[Figure dataset records]
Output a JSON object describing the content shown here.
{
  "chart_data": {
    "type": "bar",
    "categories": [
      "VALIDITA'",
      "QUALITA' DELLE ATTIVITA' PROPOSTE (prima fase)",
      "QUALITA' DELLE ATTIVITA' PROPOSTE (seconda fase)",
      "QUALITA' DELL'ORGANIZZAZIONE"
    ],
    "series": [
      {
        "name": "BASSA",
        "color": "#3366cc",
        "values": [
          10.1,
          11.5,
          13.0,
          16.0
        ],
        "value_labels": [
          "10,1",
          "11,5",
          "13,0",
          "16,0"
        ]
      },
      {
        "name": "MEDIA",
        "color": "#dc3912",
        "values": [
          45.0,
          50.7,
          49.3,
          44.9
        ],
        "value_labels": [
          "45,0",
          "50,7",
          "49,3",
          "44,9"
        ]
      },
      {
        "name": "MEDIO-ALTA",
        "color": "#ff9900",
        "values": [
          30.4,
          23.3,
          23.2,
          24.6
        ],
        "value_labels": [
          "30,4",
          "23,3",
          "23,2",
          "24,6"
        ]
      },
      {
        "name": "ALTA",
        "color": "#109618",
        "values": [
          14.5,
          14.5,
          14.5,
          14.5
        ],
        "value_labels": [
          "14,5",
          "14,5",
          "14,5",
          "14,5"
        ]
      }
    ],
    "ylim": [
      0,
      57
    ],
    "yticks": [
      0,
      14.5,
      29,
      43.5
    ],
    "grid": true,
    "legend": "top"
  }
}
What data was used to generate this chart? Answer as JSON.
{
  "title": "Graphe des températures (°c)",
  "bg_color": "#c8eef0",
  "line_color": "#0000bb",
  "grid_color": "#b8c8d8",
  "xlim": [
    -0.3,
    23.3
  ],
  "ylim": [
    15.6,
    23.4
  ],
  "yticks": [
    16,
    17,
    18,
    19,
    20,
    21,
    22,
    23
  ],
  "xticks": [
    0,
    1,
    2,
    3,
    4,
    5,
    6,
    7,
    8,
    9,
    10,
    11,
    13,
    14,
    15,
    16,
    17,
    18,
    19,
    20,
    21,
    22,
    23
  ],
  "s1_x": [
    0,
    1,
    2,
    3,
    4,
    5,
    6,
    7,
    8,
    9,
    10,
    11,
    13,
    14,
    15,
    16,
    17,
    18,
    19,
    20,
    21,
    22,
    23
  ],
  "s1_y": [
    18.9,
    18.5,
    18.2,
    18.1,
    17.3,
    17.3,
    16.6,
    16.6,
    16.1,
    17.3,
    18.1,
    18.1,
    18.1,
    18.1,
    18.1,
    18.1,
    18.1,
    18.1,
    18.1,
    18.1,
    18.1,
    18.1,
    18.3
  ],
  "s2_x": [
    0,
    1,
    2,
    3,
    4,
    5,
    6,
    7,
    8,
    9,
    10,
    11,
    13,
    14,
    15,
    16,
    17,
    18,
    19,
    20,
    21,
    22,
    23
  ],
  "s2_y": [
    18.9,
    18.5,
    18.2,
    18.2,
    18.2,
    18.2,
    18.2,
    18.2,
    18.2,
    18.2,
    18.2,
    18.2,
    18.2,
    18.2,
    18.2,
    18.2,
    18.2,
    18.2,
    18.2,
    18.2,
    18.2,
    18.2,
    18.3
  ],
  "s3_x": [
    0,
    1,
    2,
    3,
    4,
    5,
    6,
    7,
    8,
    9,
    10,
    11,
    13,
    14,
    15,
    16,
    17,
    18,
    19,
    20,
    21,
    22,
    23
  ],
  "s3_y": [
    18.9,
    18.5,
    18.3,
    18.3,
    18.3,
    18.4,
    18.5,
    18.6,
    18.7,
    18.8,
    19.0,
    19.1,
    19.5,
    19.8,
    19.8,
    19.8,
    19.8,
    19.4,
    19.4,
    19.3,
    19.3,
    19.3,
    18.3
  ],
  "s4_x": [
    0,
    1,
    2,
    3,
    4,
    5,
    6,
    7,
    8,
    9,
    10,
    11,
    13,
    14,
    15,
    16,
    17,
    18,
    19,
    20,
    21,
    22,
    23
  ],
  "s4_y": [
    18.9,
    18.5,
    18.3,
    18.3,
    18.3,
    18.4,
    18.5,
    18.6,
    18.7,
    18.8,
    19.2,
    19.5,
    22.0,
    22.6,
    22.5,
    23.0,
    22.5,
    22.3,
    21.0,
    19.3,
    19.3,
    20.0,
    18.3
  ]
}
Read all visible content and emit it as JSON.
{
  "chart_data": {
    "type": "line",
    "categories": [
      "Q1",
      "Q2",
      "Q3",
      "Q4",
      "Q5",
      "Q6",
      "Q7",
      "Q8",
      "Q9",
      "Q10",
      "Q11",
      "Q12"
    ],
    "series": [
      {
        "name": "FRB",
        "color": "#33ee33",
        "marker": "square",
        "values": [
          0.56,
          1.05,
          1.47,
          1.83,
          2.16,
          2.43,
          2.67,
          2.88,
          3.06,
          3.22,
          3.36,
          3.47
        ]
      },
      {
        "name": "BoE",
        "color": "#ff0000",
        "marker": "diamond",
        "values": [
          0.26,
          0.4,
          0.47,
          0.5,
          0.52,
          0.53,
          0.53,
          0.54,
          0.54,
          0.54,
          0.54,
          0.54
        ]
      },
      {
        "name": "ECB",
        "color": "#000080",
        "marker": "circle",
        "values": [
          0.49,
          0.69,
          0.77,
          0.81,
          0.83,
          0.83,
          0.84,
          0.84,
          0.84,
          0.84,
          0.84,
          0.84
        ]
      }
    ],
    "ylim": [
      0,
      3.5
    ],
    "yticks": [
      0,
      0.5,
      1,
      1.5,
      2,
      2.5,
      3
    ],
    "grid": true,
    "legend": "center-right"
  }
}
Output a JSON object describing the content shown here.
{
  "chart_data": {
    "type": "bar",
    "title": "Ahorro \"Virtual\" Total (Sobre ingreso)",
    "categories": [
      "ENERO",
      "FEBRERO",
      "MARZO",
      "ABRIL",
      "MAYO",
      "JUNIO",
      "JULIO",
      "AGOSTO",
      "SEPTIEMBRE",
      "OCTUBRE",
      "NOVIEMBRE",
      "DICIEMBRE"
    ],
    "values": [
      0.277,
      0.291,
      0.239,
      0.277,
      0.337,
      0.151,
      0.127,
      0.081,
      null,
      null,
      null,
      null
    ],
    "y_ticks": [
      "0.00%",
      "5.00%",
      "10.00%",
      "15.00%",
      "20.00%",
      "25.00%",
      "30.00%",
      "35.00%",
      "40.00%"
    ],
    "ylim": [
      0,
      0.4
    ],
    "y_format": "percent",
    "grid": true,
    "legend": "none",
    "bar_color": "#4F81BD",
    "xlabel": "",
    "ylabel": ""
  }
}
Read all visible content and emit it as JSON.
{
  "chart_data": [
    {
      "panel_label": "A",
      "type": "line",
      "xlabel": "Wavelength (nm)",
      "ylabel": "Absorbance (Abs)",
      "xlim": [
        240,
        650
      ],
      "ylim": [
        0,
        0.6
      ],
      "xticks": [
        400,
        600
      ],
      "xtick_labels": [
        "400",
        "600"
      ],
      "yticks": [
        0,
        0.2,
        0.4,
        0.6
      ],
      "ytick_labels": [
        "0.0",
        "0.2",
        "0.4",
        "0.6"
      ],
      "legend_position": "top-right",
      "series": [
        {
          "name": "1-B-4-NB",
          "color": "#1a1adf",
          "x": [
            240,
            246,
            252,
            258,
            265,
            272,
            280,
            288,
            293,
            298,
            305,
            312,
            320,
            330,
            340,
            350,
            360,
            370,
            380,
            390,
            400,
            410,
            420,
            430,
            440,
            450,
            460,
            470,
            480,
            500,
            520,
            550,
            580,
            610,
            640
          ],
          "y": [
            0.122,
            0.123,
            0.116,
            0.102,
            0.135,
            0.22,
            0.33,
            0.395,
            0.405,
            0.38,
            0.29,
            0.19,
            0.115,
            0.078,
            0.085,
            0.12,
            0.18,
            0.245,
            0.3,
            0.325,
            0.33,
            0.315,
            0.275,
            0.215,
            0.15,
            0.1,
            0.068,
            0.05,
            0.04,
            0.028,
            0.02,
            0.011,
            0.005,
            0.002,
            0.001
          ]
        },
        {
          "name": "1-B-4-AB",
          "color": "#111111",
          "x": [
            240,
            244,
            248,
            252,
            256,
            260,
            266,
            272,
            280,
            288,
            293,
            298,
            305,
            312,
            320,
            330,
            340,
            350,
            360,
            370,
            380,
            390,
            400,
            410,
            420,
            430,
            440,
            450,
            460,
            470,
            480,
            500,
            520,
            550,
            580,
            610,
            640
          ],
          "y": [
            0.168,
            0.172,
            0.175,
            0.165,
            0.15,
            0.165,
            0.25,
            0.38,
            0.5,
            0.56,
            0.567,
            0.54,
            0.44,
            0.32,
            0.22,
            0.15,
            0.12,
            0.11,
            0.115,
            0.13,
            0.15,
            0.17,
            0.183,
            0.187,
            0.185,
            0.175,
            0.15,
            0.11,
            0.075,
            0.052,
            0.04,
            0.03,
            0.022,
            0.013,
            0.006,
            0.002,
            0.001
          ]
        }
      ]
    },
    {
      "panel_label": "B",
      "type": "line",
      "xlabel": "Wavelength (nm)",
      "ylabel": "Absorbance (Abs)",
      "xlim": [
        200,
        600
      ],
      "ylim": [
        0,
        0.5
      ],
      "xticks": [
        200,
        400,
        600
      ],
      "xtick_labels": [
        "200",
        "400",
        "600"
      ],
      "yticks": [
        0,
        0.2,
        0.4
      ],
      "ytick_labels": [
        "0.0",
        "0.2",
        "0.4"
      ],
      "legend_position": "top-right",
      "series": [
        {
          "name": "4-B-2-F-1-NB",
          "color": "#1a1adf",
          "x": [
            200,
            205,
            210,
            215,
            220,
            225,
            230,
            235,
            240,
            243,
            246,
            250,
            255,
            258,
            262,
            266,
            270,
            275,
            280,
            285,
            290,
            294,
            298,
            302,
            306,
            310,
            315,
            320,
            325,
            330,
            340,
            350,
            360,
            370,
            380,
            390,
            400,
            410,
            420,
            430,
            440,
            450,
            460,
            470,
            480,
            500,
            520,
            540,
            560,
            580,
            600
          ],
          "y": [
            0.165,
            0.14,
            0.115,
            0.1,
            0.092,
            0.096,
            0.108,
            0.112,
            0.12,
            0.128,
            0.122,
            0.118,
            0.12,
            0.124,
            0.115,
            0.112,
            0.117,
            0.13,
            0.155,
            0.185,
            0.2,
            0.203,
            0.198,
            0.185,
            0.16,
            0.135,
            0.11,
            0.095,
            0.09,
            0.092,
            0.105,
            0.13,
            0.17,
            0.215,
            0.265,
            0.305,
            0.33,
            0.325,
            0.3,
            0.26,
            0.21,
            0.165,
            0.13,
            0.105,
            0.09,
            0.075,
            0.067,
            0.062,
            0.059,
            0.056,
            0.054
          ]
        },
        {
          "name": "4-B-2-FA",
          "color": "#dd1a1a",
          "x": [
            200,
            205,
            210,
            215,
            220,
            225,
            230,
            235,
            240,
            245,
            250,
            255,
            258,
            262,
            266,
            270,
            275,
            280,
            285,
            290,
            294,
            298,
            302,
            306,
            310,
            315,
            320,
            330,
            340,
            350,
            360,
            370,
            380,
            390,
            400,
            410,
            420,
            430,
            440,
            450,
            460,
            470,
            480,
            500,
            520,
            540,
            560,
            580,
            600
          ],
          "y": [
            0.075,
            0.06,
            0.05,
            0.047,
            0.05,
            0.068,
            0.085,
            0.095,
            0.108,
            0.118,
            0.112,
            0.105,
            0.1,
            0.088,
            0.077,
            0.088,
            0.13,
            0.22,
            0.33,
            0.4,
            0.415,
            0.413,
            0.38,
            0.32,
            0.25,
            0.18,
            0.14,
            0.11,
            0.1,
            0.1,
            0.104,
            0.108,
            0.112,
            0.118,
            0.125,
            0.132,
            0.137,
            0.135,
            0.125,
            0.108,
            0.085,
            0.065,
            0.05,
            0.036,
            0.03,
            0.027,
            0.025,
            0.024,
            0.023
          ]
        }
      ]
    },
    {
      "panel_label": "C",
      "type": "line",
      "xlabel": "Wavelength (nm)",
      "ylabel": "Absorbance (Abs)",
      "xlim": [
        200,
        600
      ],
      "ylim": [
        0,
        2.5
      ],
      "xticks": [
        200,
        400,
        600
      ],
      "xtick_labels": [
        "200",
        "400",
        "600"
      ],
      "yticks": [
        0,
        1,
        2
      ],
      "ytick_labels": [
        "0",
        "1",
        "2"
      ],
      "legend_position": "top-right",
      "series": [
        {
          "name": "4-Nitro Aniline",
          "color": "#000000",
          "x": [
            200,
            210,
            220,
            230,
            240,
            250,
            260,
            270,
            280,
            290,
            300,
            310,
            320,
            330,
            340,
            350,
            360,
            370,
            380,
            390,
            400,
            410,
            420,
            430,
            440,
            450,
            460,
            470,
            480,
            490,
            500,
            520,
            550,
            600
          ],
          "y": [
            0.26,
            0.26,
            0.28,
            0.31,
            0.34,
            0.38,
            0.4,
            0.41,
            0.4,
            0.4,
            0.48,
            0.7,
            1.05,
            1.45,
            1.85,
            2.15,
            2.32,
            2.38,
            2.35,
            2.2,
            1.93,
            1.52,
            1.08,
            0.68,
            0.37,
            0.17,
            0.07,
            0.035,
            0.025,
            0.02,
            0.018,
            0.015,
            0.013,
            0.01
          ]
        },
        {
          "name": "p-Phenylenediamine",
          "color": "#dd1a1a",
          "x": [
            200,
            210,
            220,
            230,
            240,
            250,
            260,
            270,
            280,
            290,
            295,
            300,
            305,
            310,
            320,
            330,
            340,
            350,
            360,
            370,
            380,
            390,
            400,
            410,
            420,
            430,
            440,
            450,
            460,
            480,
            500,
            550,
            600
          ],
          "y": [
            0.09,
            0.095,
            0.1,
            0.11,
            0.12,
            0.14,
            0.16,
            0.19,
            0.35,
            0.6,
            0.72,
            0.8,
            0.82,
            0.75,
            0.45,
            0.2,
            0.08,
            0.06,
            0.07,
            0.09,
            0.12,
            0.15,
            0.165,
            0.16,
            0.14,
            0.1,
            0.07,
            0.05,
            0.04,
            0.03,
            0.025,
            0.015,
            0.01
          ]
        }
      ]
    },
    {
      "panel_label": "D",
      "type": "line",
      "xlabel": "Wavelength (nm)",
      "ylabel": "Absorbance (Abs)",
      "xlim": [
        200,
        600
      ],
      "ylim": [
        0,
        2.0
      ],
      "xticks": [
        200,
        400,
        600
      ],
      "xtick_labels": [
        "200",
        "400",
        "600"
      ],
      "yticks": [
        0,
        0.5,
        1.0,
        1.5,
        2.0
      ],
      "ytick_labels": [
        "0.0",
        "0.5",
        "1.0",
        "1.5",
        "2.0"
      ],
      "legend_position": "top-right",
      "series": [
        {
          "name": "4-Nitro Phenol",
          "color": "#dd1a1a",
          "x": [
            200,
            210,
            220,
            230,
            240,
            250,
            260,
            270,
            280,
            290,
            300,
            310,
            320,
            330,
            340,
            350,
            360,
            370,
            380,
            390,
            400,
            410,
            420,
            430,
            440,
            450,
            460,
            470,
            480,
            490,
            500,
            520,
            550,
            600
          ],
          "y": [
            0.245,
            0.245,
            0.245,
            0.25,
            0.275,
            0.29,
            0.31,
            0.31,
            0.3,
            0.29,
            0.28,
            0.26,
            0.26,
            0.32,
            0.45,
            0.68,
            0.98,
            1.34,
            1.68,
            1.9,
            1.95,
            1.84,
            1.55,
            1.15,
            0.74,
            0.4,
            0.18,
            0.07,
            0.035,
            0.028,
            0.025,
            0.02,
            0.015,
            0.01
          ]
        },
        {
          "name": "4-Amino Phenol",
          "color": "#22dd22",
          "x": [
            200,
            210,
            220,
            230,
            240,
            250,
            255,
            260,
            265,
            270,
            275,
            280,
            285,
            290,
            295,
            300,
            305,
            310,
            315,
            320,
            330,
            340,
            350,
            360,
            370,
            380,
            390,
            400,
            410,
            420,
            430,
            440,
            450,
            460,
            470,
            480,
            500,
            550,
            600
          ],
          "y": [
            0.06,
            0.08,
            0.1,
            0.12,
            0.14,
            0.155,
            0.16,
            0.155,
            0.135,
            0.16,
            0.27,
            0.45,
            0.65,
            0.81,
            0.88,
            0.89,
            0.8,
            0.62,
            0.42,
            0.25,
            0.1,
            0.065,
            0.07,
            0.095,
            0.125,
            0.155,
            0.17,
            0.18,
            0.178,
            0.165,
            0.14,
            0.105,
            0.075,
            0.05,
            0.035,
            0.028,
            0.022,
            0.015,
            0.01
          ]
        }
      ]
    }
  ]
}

» Problem to work on:
Consider the entries above and return each line with the string "QUALITA".

» Written solution:
      "QUALITA' DELLE ATTIVITA' PROPOSTE (prima fase)",
      "QUALITA' DELLE ATTIVITA' PROPOSTE (seconda fase)",
      "QUALITA' DELL'ORGANIZZAZIONE"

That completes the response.